- _Collected data entries_
○ ○ ○ ○
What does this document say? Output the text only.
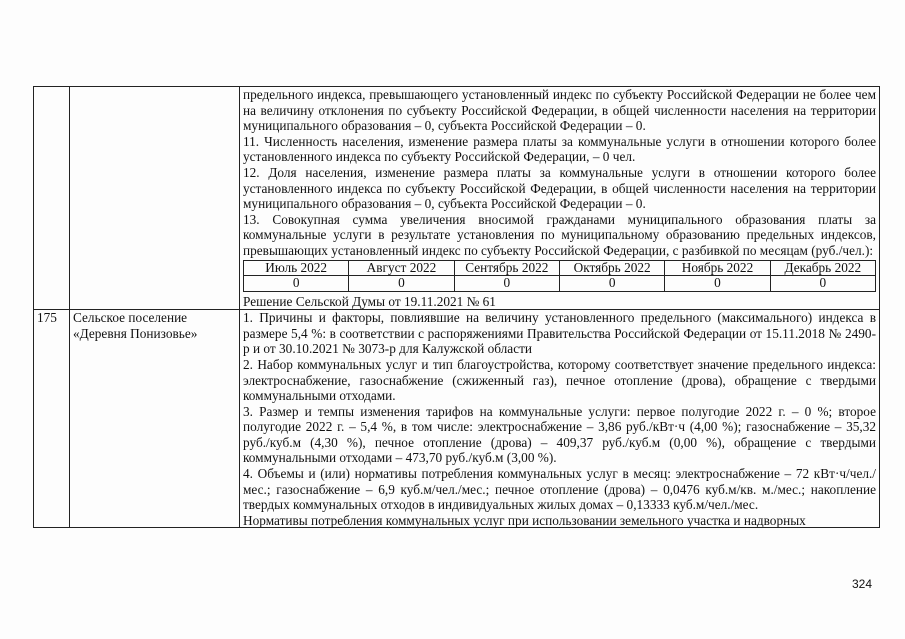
предельного индекса, превышающего установленный индекс по субъекту Российской Федерации не более чем на величину отклонения по субъекту Российской Федерации, в общей численности населения на территории муниципального образования – 0, субъекта Российской Федерации – 0.

11. Численность населения, изменение размера платы за коммунальные услуги в отношении которого более установленного индекса по субъекту Российской Федерации, – 0 чел.

12. Доля населения, изменение размера платы за коммунальные услуги в отношении которого более установленного индекса по субъекту Российской Федерации, в общей численности населения на территории муниципального образования – 0, субъекта Российской Федерации – 0.

13. Совокупная сумма увеличения вносимой гражданами муниципального образования платы за коммунальные услуги в результате установления по муниципальному образованию предельных индексов, превышающих установленный индекс по субъекту Российской Федерации, с разбивкой по месяцам (руб./чел.):

Июль 2022	Август 2022	Сентябрь 2022	Октябрь 2022	Ноябрь 2022	Декабрь 2022
0	0	0	0	0	0

Решение Сельской Думы от 19.11.2021 № 61

175	Сельское поселение «Деревня Понизовье»	

1. Причины и факторы, повлиявшие на величину установленного предельного (максимального) индекса в размере 5,4 %: в соответствии с распоряжениями Правительства Российской Федерации от 15.11.2018 № 2490-р и от 30.10.2021 № 3073-р для Калужской области

2. Набор коммунальных услуг и тип благоустройства, которому соответствует значение предельного индекса: электроснабжение, газоснабжение (сжиженный газ), печное отопление (дрова), обращение с твердыми коммунальными отходами.

3. Размер и темпы изменения тарифов на коммунальные услуги: первое полугодие 2022 г. – 0 %; второе полугодие 2022 г. – 5,4 %, в том числе: электроснабжение – 3,86 руб./кВт·ч (4,00 %); газоснабжение – 35,32 руб./куб.м (4,30 %), печное отопление (дрова) – 409,37 руб./куб.м (0,00 %), обращение с твердыми коммунальными отходами – 473,70 руб./куб.м (3,00 %).

4. Объемы и (или) нормативы потребления коммунальных услуг в месяц: электроснабжение – 72 кВт·ч/чел./мес.; газоснабжение – 6,9 куб.м/чел./мес.; печное отопление (дрова) – 0,0476 куб.м/кв. м./мес.; накопление твердых коммунальных отходов в индивидуальных жилых домах – 0,13333 куб.м/чел./мес.

Нормативы потребления коммунальных услуг при использовании земельного участка и надворных

324
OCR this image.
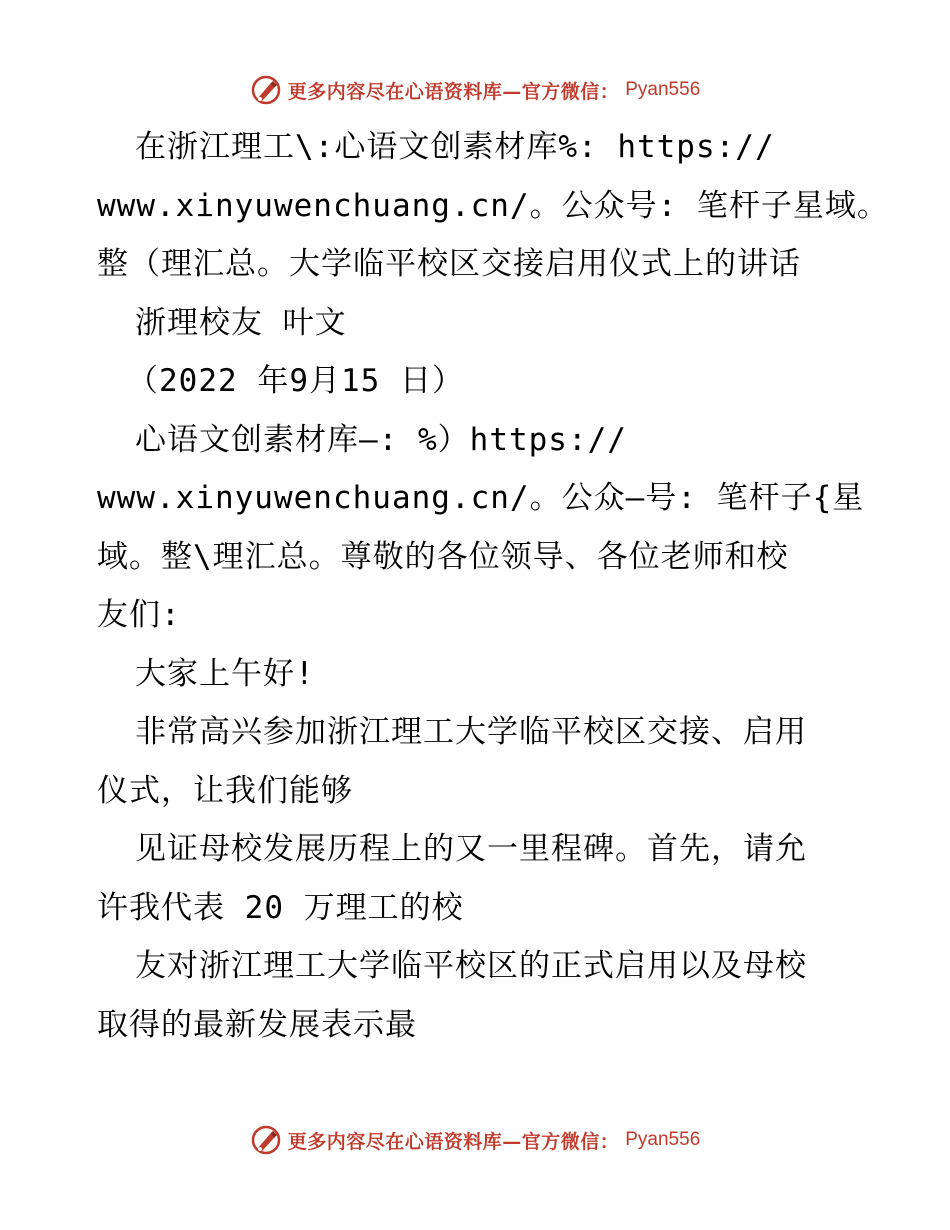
更多内容尽在心语资料库—官方微信： Pyan556
在浙江理工\:心语文创素材库%: https://
www.xinyuwenchuang.cn/。公众号: 笔杆子星域。
整（理汇总。大学临平校区交接启用仪式上的讲话
浙理校友 叶文
（2022 年9月15 日）
心语文创素材库—: %）https://
www.xinyuwenchuang.cn/。公众—号: 笔杆子{星
域。整\理汇总。尊敬的各位领导、各位老师和校
友们:
大家上午好!
非常高兴参加浙江理工大学临平校区交接、启用
仪式，让我们能够
见证母校发展历程上的又一里程碑。首先，请允
许我代表 20 万理工的校
友对浙江理工大学临平校区的正式启用以及母校
取得的最新发展表示最
更多内容尽在心语资料库—官方微信： Pyan556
○ ○ ○ ○
- _TO DO_
Make an exact copy of the data, leaving its pictures out.

- _TASK OUTPUT_
What does this document say? Output the text only.
предельного индекса, превышающего установленный индекс по субъекту Российской Федерации не более чем на величину отклонения по субъекту Российской Федерации, в общей численности населения на территории муниципального образования – 0, субъекта Российской Федерации – 0.

11. Численность населения, изменение размера платы за коммунальные услуги в отношении которого более установленного индекса по субъекту Российской Федерации, – 0 чел.

12. Доля населения, изменение размера платы за коммунальные услуги в отношении которого более установленного индекса по субъекту Российской Федерации, в общей численности населения на территории муниципального образования – 0, субъекта Российской Федерации – 0.

13. Совокупная сумма увеличения вносимой гражданами муниципального образования платы за коммунальные услуги в результате установления по муниципальному образованию предельных индексов, превышающих установленный индекс по субъекту Российской Федерации, с разбивкой по месяцам (руб./чел.):

Июль 2022	Август 2022	Сентябрь 2022	Октябрь 2022	Ноябрь 2022	Декабрь 2022
0	0	0	0	0	0

Решение Сельской Думы от 19.11.2021 № 61

175	Сельское поселение «Деревня Понизовье»	

1. Причины и факторы, повлиявшие на величину установленного предельного (максимального) индекса в размере 5,4 %: в соответствии с распоряжениями Правительства Российской Федерации от 15.11.2018 № 2490-р и от 30.10.2021 № 3073-р для Калужской области

2. Набор коммунальных услуг и тип благоустройства, которому соответствует значение предельного индекса: электроснабжение, газоснабжение (сжиженный газ), печное отопление (дрова), обращение с твердыми коммунальными отходами.

3. Размер и темпы изменения тарифов на коммунальные услуги: первое полугодие 2022 г. – 0 %; второе полугодие 2022 г. – 5,4 %, в том числе: электроснабжение – 3,86 руб./кВт·ч (4,00 %); газоснабжение – 35,32 руб./куб.м (4,30 %), печное отопление (дрова) – 409,37 руб./куб.м (0,00 %), обращение с твердыми коммунальными отходами – 473,70 руб./куб.м (3,00 %).

4. Объемы и (или) нормативы потребления коммунальных услуг в месяц: электроснабжение – 72 кВт·ч/чел./мес.; газоснабжение – 6,9 куб.м/чел./мес.; печное отопление (дрова) – 0,0476 куб.м/кв. м./мес.; накопление твердых коммунальных отходов в индивидуальных жилых домах – 0,13333 куб.м/чел./мес.

Нормативы потребления коммунальных услуг при использовании земельного участка и надворных

324
OCR this image.
更多内容尽在心语资料库—官方微信： Pyan556
在浙江理工\:心语文创素材库%: https://
www.xinyuwenchuang.cn/。公众号: 笔杆子星域。
整（理汇总。大学临平校区交接启用仪式上的讲话
浙理校友 叶文
（2022 年9月15 日）
心语文创素材库—: %）https://
www.xinyuwenchuang.cn/。公众—号: 笔杆子{星
域。整\理汇总。尊敬的各位领导、各位老师和校
友们:
大家上午好!
非常高兴参加浙江理工大学临平校区交接、启用
仪式，让我们能够
见证母校发展历程上的又一里程碑。首先，请允
许我代表 20 万理工的校
友对浙江理工大学临平校区的正式启用以及母校
取得的最新发展表示最
更多内容尽在心语资料库—官方微信： Pyan556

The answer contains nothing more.